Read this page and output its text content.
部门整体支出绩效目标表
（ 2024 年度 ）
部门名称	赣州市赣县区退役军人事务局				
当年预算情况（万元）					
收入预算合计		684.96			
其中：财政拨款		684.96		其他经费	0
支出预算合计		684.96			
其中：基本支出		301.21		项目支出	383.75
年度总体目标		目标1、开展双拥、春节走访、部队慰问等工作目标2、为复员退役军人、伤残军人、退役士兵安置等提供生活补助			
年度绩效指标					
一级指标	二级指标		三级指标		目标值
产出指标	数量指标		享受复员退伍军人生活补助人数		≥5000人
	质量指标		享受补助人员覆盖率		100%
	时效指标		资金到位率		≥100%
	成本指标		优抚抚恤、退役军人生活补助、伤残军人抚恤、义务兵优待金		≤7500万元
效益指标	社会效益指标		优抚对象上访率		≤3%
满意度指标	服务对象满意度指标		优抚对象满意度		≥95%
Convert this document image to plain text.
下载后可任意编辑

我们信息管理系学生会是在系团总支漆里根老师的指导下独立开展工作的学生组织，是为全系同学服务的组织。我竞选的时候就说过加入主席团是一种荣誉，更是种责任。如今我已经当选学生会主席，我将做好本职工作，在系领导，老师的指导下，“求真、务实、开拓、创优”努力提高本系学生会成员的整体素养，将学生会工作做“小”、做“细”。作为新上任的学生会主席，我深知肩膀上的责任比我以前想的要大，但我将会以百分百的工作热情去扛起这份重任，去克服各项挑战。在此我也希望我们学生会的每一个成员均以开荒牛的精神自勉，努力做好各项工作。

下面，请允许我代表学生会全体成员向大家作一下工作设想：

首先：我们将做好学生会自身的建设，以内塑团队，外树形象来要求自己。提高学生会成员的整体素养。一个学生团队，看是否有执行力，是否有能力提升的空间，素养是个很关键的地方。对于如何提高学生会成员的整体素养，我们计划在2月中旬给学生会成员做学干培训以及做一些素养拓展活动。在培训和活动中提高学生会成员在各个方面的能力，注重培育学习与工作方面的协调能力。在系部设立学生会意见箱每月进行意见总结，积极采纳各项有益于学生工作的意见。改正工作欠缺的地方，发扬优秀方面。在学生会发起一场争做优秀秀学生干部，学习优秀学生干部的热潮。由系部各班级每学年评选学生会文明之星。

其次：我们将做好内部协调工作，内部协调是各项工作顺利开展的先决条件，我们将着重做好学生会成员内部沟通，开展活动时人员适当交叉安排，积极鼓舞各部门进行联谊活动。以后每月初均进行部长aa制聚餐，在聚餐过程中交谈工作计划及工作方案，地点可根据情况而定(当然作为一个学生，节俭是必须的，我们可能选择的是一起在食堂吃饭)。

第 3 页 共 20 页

● Written task: From the listing, copy every line where the string "this" appears.

● Finished exercise:
Read this page and output its text content.
Convert this document image to plain text.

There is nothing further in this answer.